_SHORT PROBLEM_
Show every line below where "JSON" can be found.

_DATA EXTRACT_
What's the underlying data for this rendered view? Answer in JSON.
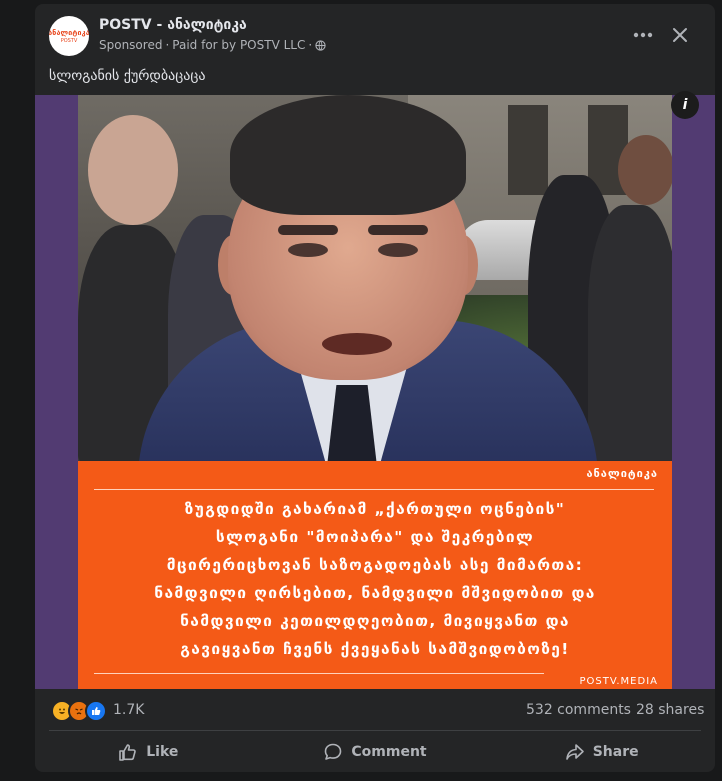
{
  "post": {
    "page_name": "POSTV - ანალიტიკა",
    "sponsored": "Sponsored",
    "dot": "·",
    "paid_for": "Paid for by POSTV LLC",
    "text": "სლოგანის ქურდბაცაცა",
    "avatar_logo": "ანალიტიკა",
    "avatar_logo_sub": "POSTV"
  },
  "media": {
    "tag": "ანალიტიკა",
    "quote_lines": [
      "ზუგდიდში გახარიამ „ქართული ოცნების\"",
      "სლოგანი \"მოიპარა\" და შეკრებილ",
      "მცირერიცხოვან საზოგადოებას ასე მიმართა:",
      "ნამდვილი ღირსებით, ნამდვილი მშვიდობით და",
      "ნამდვილი კეთილდღეობით, მივიყვანთ და",
      "გავიყვანთ ჩვენს ქვეყანას სამშვიდობოზე!"
    ],
    "source": "POSTV.MEDIA",
    "info": "i"
  },
  "stats": {
    "reactions": "1.7K",
    "comments": "532 comments",
    "shares": "28 shares"
  },
  "actions": {
    "like": "Like",
    "comment": "Comment",
    "share": "Share"
  },
  "icons": {
    "more": "more-icon",
    "close": "close-icon",
    "globe": "globe-icon",
    "like": "thumbs-up-icon",
    "comment": "comment-bubble-icon",
    "share": "share-arrow-icon"
  },
  "colors": {
    "card_bg": "#242526",
    "media_frame": "#523b72",
    "quote_bg": "#f45a17",
    "text_primary": "#e4e6eb",
    "text_secondary": "#b0b3b8"
  }
}
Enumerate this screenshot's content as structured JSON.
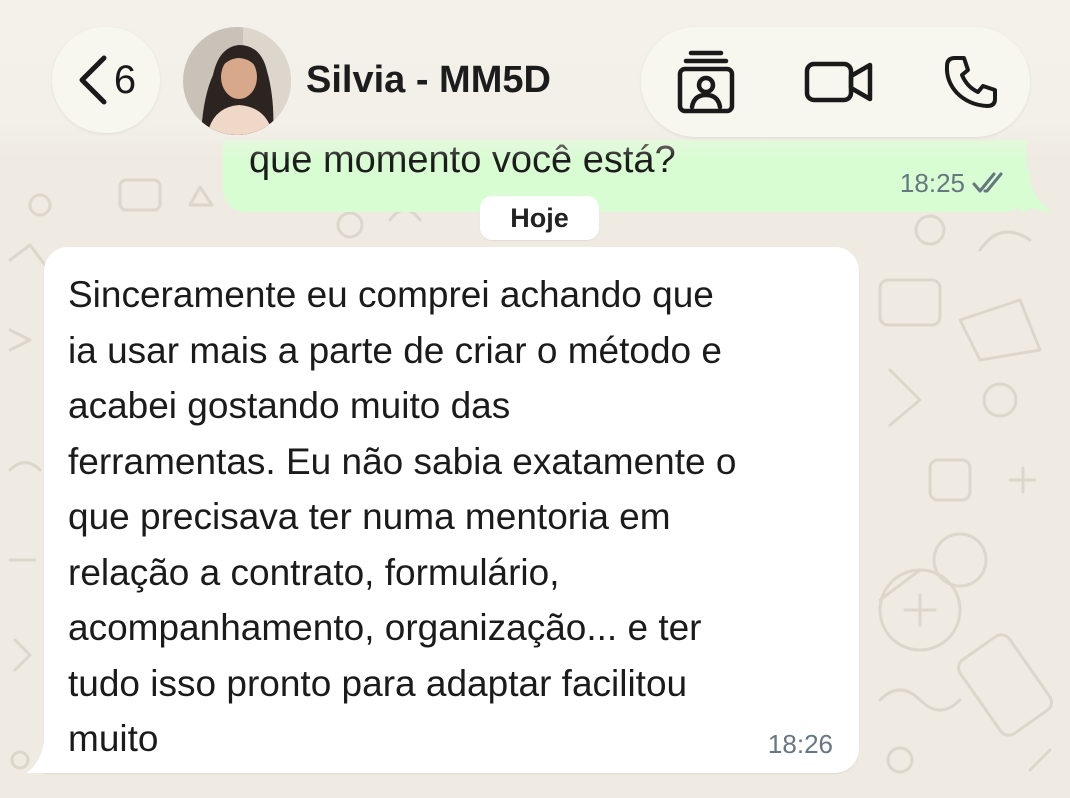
{
  "header": {
    "back_count": "6",
    "contact_name": "Silvia - MM5D",
    "icons": {
      "back": "chevron-left-icon",
      "contact_card": "contact-card-icon",
      "video": "video-camera-icon",
      "phone": "phone-icon"
    }
  },
  "messages": [
    {
      "direction": "outgoing",
      "text": "que momento você está?",
      "time": "18:25",
      "status": "read"
    },
    {
      "direction": "incoming",
      "text": "Sinceramente eu comprei achando que\nia usar mais a parte de criar o método e\nacabei gostando muito das\nferramentas. Eu não sabia exatamente o\nque precisava ter numa mentoria em\nrelação a contrato, formulário,\nacompanhamento, organização... e ter\ntudo isso pronto para adaptar facilitou\nmuito",
      "time": "18:26"
    }
  ],
  "day_separator": "Hoje",
  "colors": {
    "wallpaper": "#efeae2",
    "outgoing_bubble": "#d9fdd3",
    "incoming_bubble": "#ffffff",
    "timestamp": "#667781",
    "read_ticks": "#667781"
  }
}
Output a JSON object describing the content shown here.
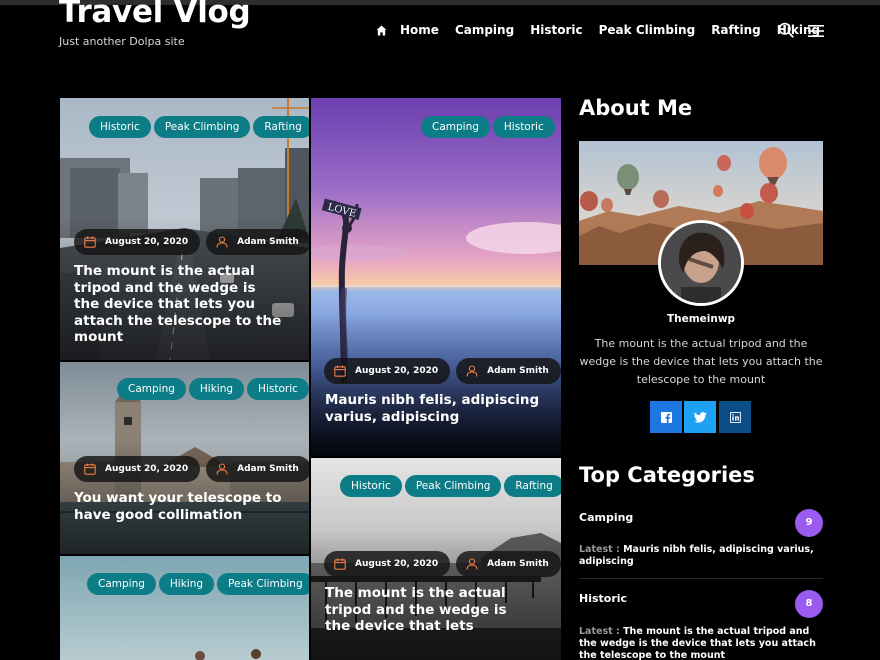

_SOLUTION_
What's the underlying data for this rendered view? Answer in JSON.
Enumerate this screenshot's content as structured JSON.
Output a JSON object describing the content shown here.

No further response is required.